## STATED GOAL
Check each line of the entries below for the string "heading" and state how many lines have it, with no other text.

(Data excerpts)
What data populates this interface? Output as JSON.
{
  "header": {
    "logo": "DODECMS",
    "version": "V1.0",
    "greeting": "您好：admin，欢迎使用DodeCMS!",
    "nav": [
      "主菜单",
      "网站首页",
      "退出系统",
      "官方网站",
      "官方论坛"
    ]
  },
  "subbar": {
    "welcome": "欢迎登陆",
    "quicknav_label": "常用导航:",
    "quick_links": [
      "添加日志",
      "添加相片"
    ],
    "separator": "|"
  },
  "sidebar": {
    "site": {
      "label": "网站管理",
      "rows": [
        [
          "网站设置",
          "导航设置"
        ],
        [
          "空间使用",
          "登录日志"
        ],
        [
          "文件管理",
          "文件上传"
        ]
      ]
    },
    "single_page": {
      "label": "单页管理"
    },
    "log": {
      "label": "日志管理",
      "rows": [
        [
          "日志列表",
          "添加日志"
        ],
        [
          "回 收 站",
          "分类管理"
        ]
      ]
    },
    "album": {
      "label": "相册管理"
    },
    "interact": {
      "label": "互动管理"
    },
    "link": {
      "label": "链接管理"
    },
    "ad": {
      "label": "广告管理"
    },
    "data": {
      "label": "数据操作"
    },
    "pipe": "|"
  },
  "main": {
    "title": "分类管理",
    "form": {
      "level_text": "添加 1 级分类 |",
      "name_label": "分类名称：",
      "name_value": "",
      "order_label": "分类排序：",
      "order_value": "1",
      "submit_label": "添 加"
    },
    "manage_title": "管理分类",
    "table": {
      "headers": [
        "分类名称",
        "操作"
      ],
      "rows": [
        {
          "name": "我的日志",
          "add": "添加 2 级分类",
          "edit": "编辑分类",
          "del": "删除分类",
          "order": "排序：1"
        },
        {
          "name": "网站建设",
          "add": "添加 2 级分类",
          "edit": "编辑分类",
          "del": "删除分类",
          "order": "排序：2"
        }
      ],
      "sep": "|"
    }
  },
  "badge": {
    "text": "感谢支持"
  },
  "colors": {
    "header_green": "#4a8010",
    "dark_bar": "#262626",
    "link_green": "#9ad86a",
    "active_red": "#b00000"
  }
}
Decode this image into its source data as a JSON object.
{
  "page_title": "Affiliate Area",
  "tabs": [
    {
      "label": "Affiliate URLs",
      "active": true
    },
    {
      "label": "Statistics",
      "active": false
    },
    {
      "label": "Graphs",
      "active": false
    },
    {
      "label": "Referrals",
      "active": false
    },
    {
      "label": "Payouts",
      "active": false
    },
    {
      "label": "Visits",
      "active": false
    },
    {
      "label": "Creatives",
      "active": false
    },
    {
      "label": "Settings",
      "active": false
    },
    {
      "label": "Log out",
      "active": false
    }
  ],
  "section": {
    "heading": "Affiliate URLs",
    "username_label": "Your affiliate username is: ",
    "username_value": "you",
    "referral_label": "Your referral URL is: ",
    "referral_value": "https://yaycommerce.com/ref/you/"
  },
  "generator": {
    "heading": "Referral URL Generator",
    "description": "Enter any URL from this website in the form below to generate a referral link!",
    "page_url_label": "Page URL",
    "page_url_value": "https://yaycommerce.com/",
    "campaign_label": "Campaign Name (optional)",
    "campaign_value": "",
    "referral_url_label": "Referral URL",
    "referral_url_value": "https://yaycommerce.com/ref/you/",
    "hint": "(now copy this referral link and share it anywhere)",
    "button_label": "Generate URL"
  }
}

## SOLUTION TO THE EXERCISE
2